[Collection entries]
:::

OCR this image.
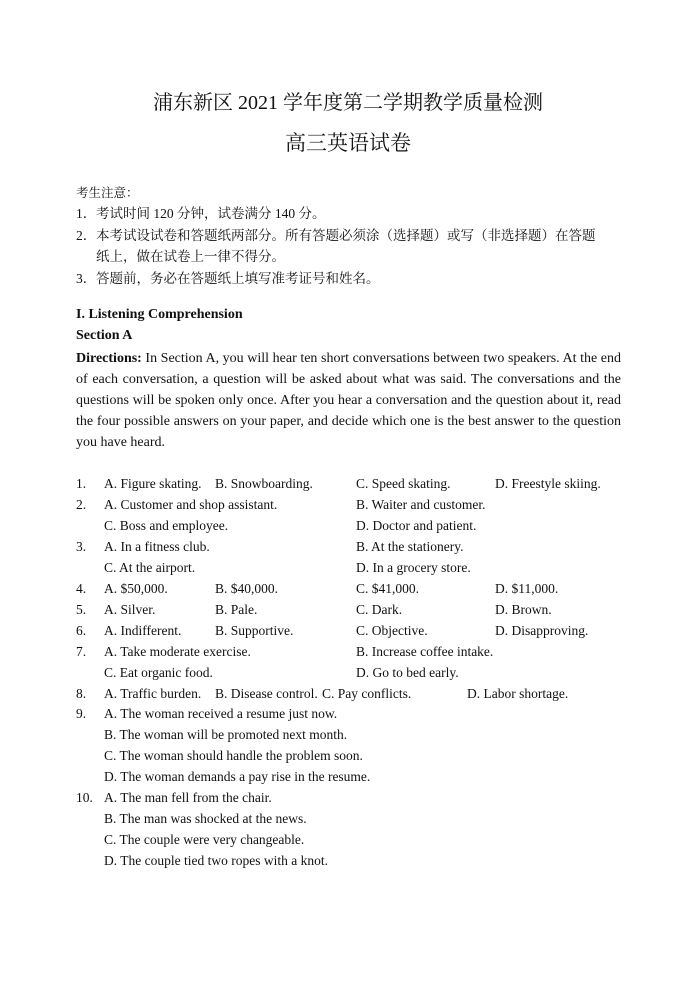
浦东新区 2021 学年度第二学期教学质量检测
高三英语试卷
考生注意：
1．考试时间 120 分钟，试卷满分 140 分。
2．本考试设试卷和答题纸两部分。所有答题必须涂（选择题）或写（非选择题）在答题
纸上，做在试卷上一律不得分。
3．答题前，务必在答题纸上填写准考证号和姓名。
I. Listening Comprehension
Section A
Directions: In Section A, you will hear ten short conversations between two speakers. At the end of each conversation, a question will be asked about what was said. The conversations and the questions will be spoken only once. After you hear a conversation and the question about it, read the four possible answers on your paper, and decide which one is the best answer to the question you have heard.
1. A. Figure skating. B. Snowboarding.	C. Speed skating.	D. Freestyle skiing.
2. A. Customer and shop assistant.	B. Waiter and customer.
C. Boss and employee.	D. Doctor and patient.
3. A. In a fitness club.	B. At the stationery.
C. At the airport.	D. In a grocery store.
4. A. $50,000.	B. $40,000.	C. $41,000.	D. $11,000.
5. A. Silver.	B. Pale.	C. Dark.	D. Brown.
6. A. Indifferent. B. Supportive.	C. Objective.	D. Disapproving.
7. A. Take moderate exercise.	B. Increase coffee intake.
C. Eat organic food.	D. Go to bed early.
8. A. Traffic burden. B. Disease control. C. Pay conflicts.	D. Labor shortage.
9. A. The woman received a resume just now.
B. The woman will be promoted next month.
C. The woman should handle the problem soon.
D. The woman demands a pay rise in the resume.
10. A. The man fell from the chair.
B. The man was shocked at the news.
C. The couple were very changeable.
D. The couple tied two ropes with a knot.
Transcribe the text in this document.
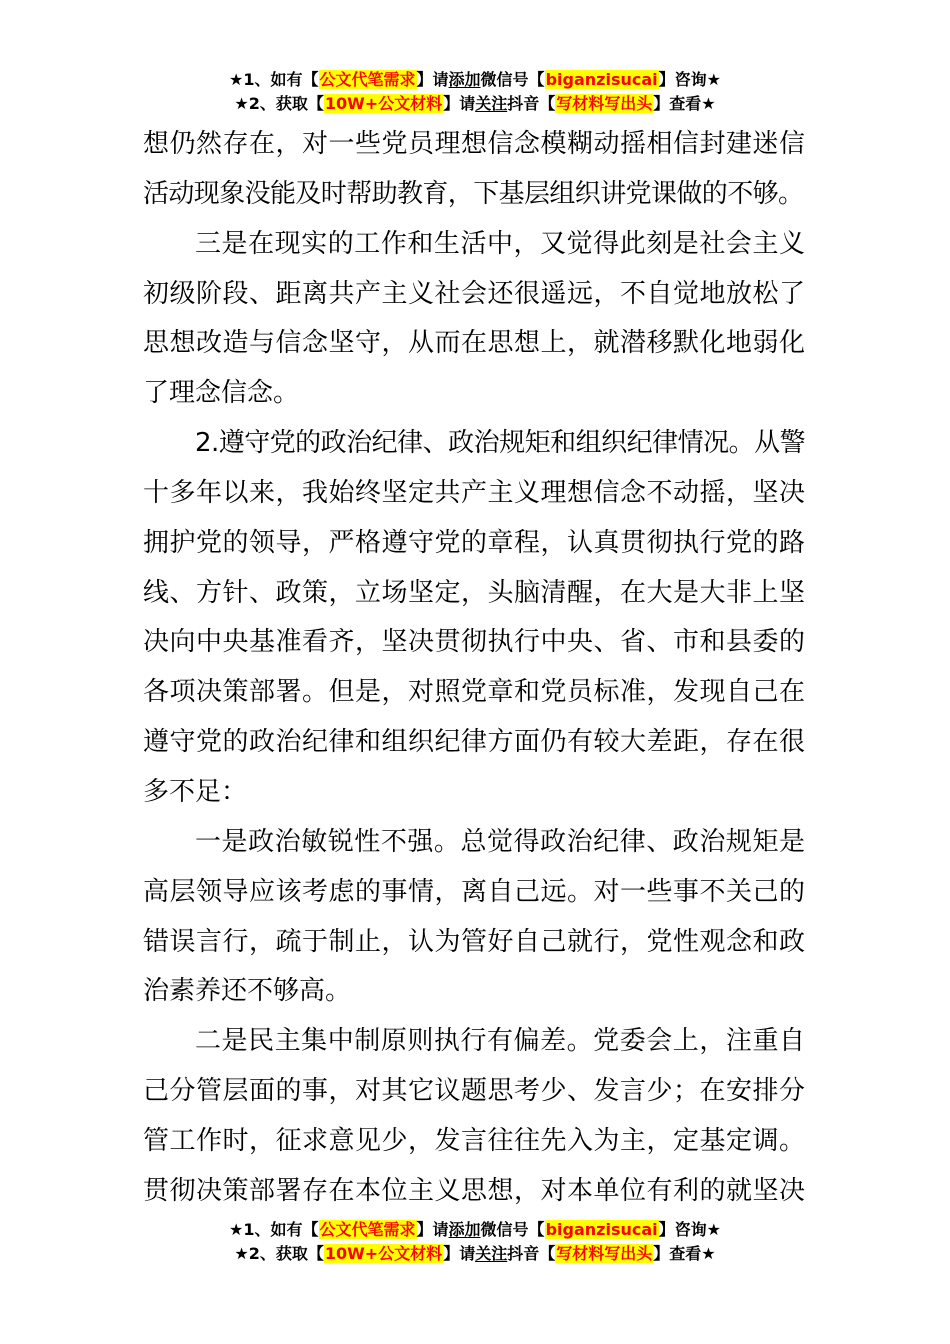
★1、如有【公文代笔需求】请添加微信号【biganzisucai】咨询★
★2、获取【10W+公文材料】请关注抖音【写材料写出头】查看★
想仍然存在，对一些党员理想信念模糊动摇相信封建迷信
活动现象没能及时帮助教育，下基层组织讲党课做的不够。
三是在现实的工作和生活中，又觉得此刻是社会主义
初级阶段、距离共产主义社会还很遥远，不自觉地放松了
思想改造与信念坚守，从而在思想上，就潜移默化地弱化
了理念信念。
2.遵守党的政治纪律、政治规矩和组织纪律情况。从警
十多年以来，我始终坚定共产主义理想信念不动摇，坚决
拥护党的领导，严格遵守党的章程，认真贯彻执行党的路
线、方针、政策，立场坚定，头脑清醒，在大是大非上坚
决向中央基准看齐，坚决贯彻执行中央、省、市和县委的
各项决策部署。但是，对照党章和党员标准，发现自己在
遵守党的政治纪律和组织纪律方面仍有较大差距，存在很
多不足：
一是政治敏锐性不强。总觉得政治纪律、政治规矩是
高层领导应该考虑的事情，离自己远。对一些事不关己的
错误言行，疏于制止，认为管好自己就行，党性观念和政
治素养还不够高。
二是民主集中制原则执行有偏差。党委会上，注重自
己分管层面的事，对其它议题思考少、发言少；在安排分
管工作时，征求意见少，发言往往先入为主，定基定调。
贯彻决策部署存在本位主义思想，对本单位有利的就坚决
★1、如有【公文代笔需求】请添加微信号【biganzisucai】咨询★
★2、获取【10W+公文材料】请关注抖音【写材料写出头】查看★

:::

● **What this task involves**:
Each line of the data is to be duplicated exactly; pictures stay out of the copy.

● **Correct answer**:
OCR this image.
浦东新区 2021 学年度第二学期教学质量检测
高三英语试卷
考生注意：
1．考试时间 120 分钟，试卷满分 140 分。
2．本考试设试卷和答题纸两部分。所有答题必须涂（选择题）或写（非选择题）在答题
纸上，做在试卷上一律不得分。
3．答题前，务必在答题纸上填写准考证号和姓名。
I. Listening Comprehension
Section A
Directions: In Section A, you will hear ten short conversations between two speakers. At the end of each conversation, a question will be asked about what was said. The conversations and the questions will be spoken only once. After you hear a conversation and the question about it, read the four possible answers on your paper, and decide which one is the best answer to the question you have heard.
1. A. Figure skating. B. Snowboarding.	C. Speed skating.	D. Freestyle skiing.
2. A. Customer and shop assistant.	B. Waiter and customer.
C. Boss and employee.	D. Doctor and patient.
3. A. In a fitness club.	B. At the stationery.
C. At the airport.	D. In a grocery store.
4. A. $50,000.	B. $40,000.	C. $41,000.	D. $11,000.
5. A. Silver.	B. Pale.	C. Dark.	D. Brown.
6. A. Indifferent. B. Supportive.	C. Objective.	D. Disapproving.
7. A. Take moderate exercise.	B. Increase coffee intake.
C. Eat organic food.	D. Go to bed early.
8. A. Traffic burden. B. Disease control. C. Pay conflicts.	D. Labor shortage.
9. A. The woman received a resume just now.
B. The woman will be promoted next month.
C. The woman should handle the problem soon.
D. The woman demands a pay rise in the resume.
10. A. The man fell from the chair.
B. The man was shocked at the news.
C. The couple were very changeable.
D. The couple tied two ropes with a knot.
Transcribe the text in this document.
★1、如有【公文代笔需求】请添加微信号【biganzisucai】咨询★
★2、获取【10W+公文材料】请关注抖音【写材料写出头】查看★
想仍然存在，对一些党员理想信念模糊动摇相信封建迷信
活动现象没能及时帮助教育，下基层组织讲党课做的不够。
三是在现实的工作和生活中，又觉得此刻是社会主义
初级阶段、距离共产主义社会还很遥远，不自觉地放松了
思想改造与信念坚守，从而在思想上，就潜移默化地弱化
了理念信念。
2.遵守党的政治纪律、政治规矩和组织纪律情况。从警
十多年以来，我始终坚定共产主义理想信念不动摇，坚决
拥护党的领导，严格遵守党的章程，认真贯彻执行党的路
线、方针、政策，立场坚定，头脑清醒，在大是大非上坚
决向中央基准看齐，坚决贯彻执行中央、省、市和县委的
各项决策部署。但是，对照党章和党员标准，发现自己在
遵守党的政治纪律和组织纪律方面仍有较大差距，存在很
多不足：
一是政治敏锐性不强。总觉得政治纪律、政治规矩是
高层领导应该考虑的事情，离自己远。对一些事不关己的
错误言行，疏于制止，认为管好自己就行，党性观念和政
治素养还不够高。
二是民主集中制原则执行有偏差。党委会上，注重自
己分管层面的事，对其它议题思考少、发言少；在安排分
管工作时，征求意见少，发言往往先入为主，定基定调。
贯彻决策部署存在本位主义思想，对本单位有利的就坚决
★1、如有【公文代笔需求】请添加微信号【biganzisucai】咨询★
★2、获取【10W+公文材料】请关注抖音【写材料写出头】查看★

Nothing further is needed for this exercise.